● Entries:
◆ ◆ ◆ ◆

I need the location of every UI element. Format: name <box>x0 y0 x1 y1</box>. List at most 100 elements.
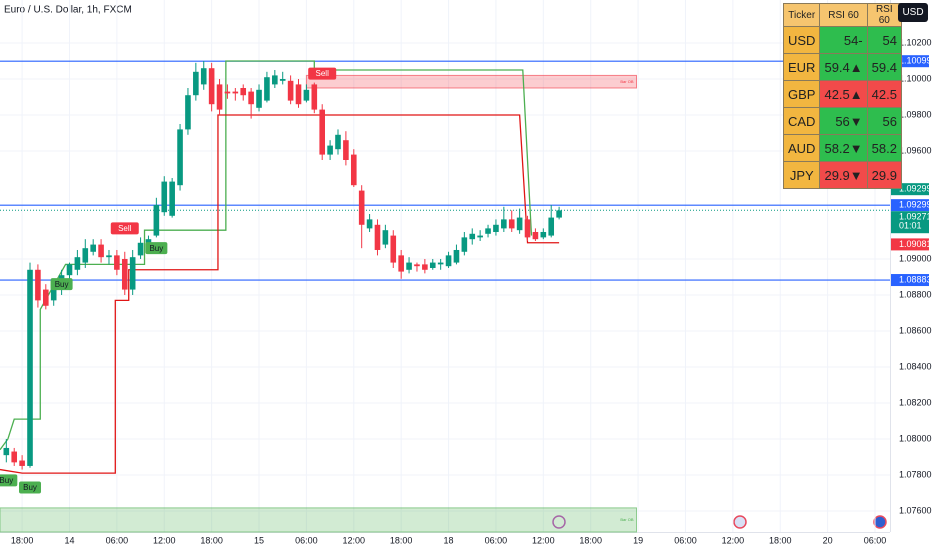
candle-body <box>19 460 25 466</box>
countdown-label: 01:01 <box>899 221 922 231</box>
candle-body <box>319 109 326 155</box>
candle-body <box>106 255 112 258</box>
candle-body <box>540 231 547 238</box>
table-header-cell: RSI 60 <box>819 3 868 27</box>
candle-body <box>200 68 207 85</box>
candle-body <box>327 145 333 155</box>
candle-body <box>27 269 33 466</box>
y-tick-label: 1.08800 <box>899 289 932 299</box>
order-block-zone <box>0 507 638 533</box>
candle-body <box>256 89 262 108</box>
candle-body <box>485 228 491 234</box>
zone-label: Bar OB <box>620 517 633 522</box>
x-tick-label: 20 <box>823 535 833 545</box>
event-icon[interactable] <box>552 515 566 529</box>
candle-body <box>232 91 239 94</box>
table-cell: 54- <box>819 26 868 54</box>
table-cell: 59.4▲ <box>819 53 868 81</box>
signal-badge <box>0 474 18 487</box>
candle-body <box>240 88 247 96</box>
candle-body <box>264 77 270 101</box>
signal-label: Buy <box>23 483 37 492</box>
indicator-line <box>0 114 560 474</box>
candle-body <box>382 230 389 245</box>
candle-body <box>343 140 349 160</box>
table-row: GBP 42.5▲ 42.5 <box>782 80 902 108</box>
signal-badge <box>19 481 42 494</box>
table-cell: USD <box>782 26 821 54</box>
x-tick-label: 18 <box>444 535 454 545</box>
price-tag-label: 1.10099 <box>899 56 932 66</box>
candle-body <box>43 289 49 306</box>
event-icon[interactable] <box>873 515 887 529</box>
table-cell: 59.4 <box>866 53 902 81</box>
candle-body <box>279 79 286 81</box>
candle-body <box>137 242 144 256</box>
candle-body <box>422 264 428 270</box>
table-cell: AUD <box>782 134 821 162</box>
signal-label: Sell <box>118 224 132 233</box>
x-tick-label: 06:00 <box>106 535 129 545</box>
candle-body <box>366 219 373 229</box>
candle-body <box>185 95 191 130</box>
candle-body <box>114 255 120 270</box>
candle-body <box>272 75 278 85</box>
signal-label: Buy <box>55 280 69 289</box>
candle-body <box>335 134 341 150</box>
candle-body <box>532 231 539 240</box>
candle-body <box>50 284 57 301</box>
candle-body <box>469 233 476 240</box>
currency-button[interactable]: USD <box>898 3 928 22</box>
table-cell: CAD <box>782 107 821 135</box>
candle-body <box>153 204 160 236</box>
x-tick-label: 12:00 <box>153 535 176 545</box>
price-tag <box>891 211 929 234</box>
signal-badge <box>145 242 168 255</box>
candle-body <box>556 210 562 218</box>
candle-body <box>429 262 436 268</box>
x-tick-label: 18:00 <box>200 535 223 545</box>
zone-label: Bar OB <box>620 79 633 84</box>
price-tag <box>891 199 929 212</box>
x-tick-label: 19 <box>633 535 643 545</box>
candle-body <box>216 84 223 110</box>
candle-body <box>208 68 215 105</box>
y-tick-label: 1.08200 <box>899 397 932 407</box>
candle-body <box>161 181 168 213</box>
table-cell: 42.5▲ <box>819 80 868 108</box>
y-tick-label: 1.10200 <box>899 37 932 47</box>
x-tick-label: 06:00 <box>295 535 318 545</box>
x-tick-label: 15 <box>254 535 264 545</box>
y-tick-label: 1.10000 <box>899 73 932 83</box>
candle-body <box>121 258 128 290</box>
table-cell: 54 <box>866 26 902 54</box>
candle-body <box>477 235 483 238</box>
x-tick-label: 06:00 <box>485 535 508 545</box>
event-icon[interactable] <box>733 515 747 529</box>
candle-body <box>303 89 310 101</box>
candle-body <box>3 447 10 456</box>
rsi-table: Ticker RSI 60 RSI 60 USD 54- 54 EUR 59.4▲ 59.4 GB… <box>782 3 902 189</box>
candle-body <box>224 91 231 94</box>
candle-body <box>493 224 499 232</box>
candle-body <box>35 269 41 301</box>
candle-body <box>177 129 183 186</box>
table-cell: 56▼ <box>819 107 868 135</box>
signal-badge <box>50 278 73 291</box>
candle-body <box>374 224 381 250</box>
candle-body <box>516 217 523 231</box>
price-tag <box>891 274 929 287</box>
candle-body <box>414 264 420 267</box>
table-row: USD 54- 54 <box>782 26 902 54</box>
signal-label: Sell <box>316 69 330 78</box>
table-cell: 56 <box>866 107 902 135</box>
x-tick-label: 12:00 <box>343 535 366 545</box>
table-cell: EUR <box>782 53 821 81</box>
price-tag-label: 1.09271 <box>899 212 932 222</box>
candle-body <box>11 451 18 463</box>
candle-body <box>548 217 555 236</box>
chart-title: Euro / U.S. Dollar, 1h, FXCM <box>4 5 132 16</box>
y-tick-label: 1.08600 <box>899 325 932 335</box>
x-tick-label: 18:00 <box>11 535 34 545</box>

◆ ◆ ◆ ◆

● Short exercise:
Print every line of the material above again without changing anything, but leave out the picture.

● Reply to the exercise:
I need the location of every UI element. Format: name <box>x0 y0 x1 y1</box>. List at most 100 elements.
candle-body <box>19 460 25 466</box>
countdown-label: 01:01 <box>899 221 922 231</box>
candle-body <box>319 109 326 155</box>
candle-body <box>106 255 112 258</box>
candle-body <box>540 231 547 238</box>
table-header-cell: RSI 60 <box>819 3 868 27</box>
candle-body <box>200 68 207 85</box>
candle-body <box>327 145 333 155</box>
candle-body <box>27 269 33 466</box>
y-tick-label: 1.08800 <box>899 289 932 299</box>
order-block-zone <box>0 507 638 533</box>
candle-body <box>256 89 262 108</box>
candle-body <box>485 228 491 234</box>
zone-label: Bar OB <box>620 517 633 522</box>
x-tick-label: 20 <box>823 535 833 545</box>
event-icon[interactable] <box>552 515 566 529</box>
candle-body <box>232 91 239 94</box>
table-cell: 54- <box>819 26 868 54</box>
table-cell: 59.4▲ <box>819 53 868 81</box>
signal-badge <box>0 474 18 487</box>
candle-body <box>240 88 247 96</box>
candle-body <box>264 77 270 101</box>
signal-label: Buy <box>23 483 37 492</box>
indicator-line <box>0 114 560 474</box>
candle-body <box>382 230 389 245</box>
candle-body <box>343 140 349 160</box>
table-row: GBP 42.5▲ 42.5 <box>782 80 902 108</box>
signal-badge <box>19 481 42 494</box>
table-cell: USD <box>782 26 821 54</box>
x-tick-label: 18 <box>444 535 454 545</box>
price-tag-label: 1.10099 <box>899 56 932 66</box>
candle-body <box>43 289 49 306</box>
event-icon[interactable] <box>873 515 887 529</box>
table-cell: 59.4 <box>866 53 902 81</box>
candle-body <box>279 79 286 81</box>
candle-body <box>137 242 144 256</box>
candle-body <box>422 264 428 270</box>
table-cell: AUD <box>782 134 821 162</box>
signal-label: Sell <box>118 224 132 233</box>
x-tick-label: 06:00 <box>106 535 129 545</box>
candle-body <box>366 219 373 229</box>
candle-body <box>185 95 191 130</box>
candle-body <box>114 255 120 270</box>
candle-body <box>272 75 278 85</box>
signal-label: Buy <box>55 280 69 289</box>
candle-body <box>335 134 341 150</box>
candle-body <box>532 231 539 240</box>
candle-body <box>50 284 57 301</box>
candle-body <box>469 233 476 240</box>
currency-button[interactable]: USD <box>898 3 928 22</box>
table-cell: CAD <box>782 107 821 135</box>
candle-body <box>153 204 160 236</box>
x-tick-label: 12:00 <box>153 535 176 545</box>
price-tag <box>891 211 929 234</box>
signal-badge <box>145 242 168 255</box>
candle-body <box>556 210 562 218</box>
candle-body <box>429 262 436 268</box>
x-tick-label: 18:00 <box>200 535 223 545</box>
zone-label: Bar OB <box>620 79 633 84</box>
price-tag <box>891 199 929 212</box>
x-tick-label: 19 <box>633 535 643 545</box>
candle-body <box>216 84 223 110</box>
candle-body <box>208 68 215 105</box>
y-tick-label: 1.08200 <box>899 397 932 407</box>
candle-body <box>161 181 168 213</box>
table-cell: 42.5▲ <box>819 80 868 108</box>
y-tick-label: 1.10200 <box>899 37 932 47</box>
x-tick-label: 06:00 <box>295 535 318 545</box>
x-tick-label: 15 <box>254 535 264 545</box>
y-tick-label: 1.10000 <box>899 73 932 83</box>
candle-body <box>121 258 128 290</box>
table-cell: 54 <box>866 26 902 54</box>
candle-body <box>477 235 483 238</box>
x-tick-label: 06:00 <box>485 535 508 545</box>
event-icon[interactable] <box>733 515 747 529</box>
candle-body <box>303 89 310 101</box>
candle-body <box>3 447 10 456</box>
rsi-table: Ticker RSI 60 RSI 60 USD 54- 54 EUR 59.4▲ 59.4 GB… <box>782 3 902 189</box>
candle-body <box>224 91 231 94</box>
candle-body <box>493 224 499 232</box>
candle-body <box>35 269 41 301</box>
candle-body <box>177 129 183 186</box>
table-cell: 56▼ <box>819 107 868 135</box>
signal-badge <box>50 278 73 291</box>
candle-body <box>374 224 381 250</box>
candle-body <box>516 217 523 231</box>
price-tag <box>891 274 929 287</box>
candle-body <box>414 264 420 267</box>
table-row: USD 54- 54 <box>782 26 902 54</box>
signal-label: Sell <box>316 69 330 78</box>
table-cell: 56 <box>866 107 902 135</box>
x-tick-label: 12:00 <box>343 535 366 545</box>
table-cell: EUR <box>782 53 821 81</box>
price-tag-label: 1.09271 <box>899 212 932 222</box>
candle-body <box>11 451 18 463</box>
candle-body <box>548 217 555 236</box>
chart-title: Euro / U.S. Dollar, 1h, FXCM <box>4 5 132 16</box>
y-tick-label: 1.08600 <box>899 325 932 335</box>
x-tick-label: 18:00 <box>11 535 34 545</box>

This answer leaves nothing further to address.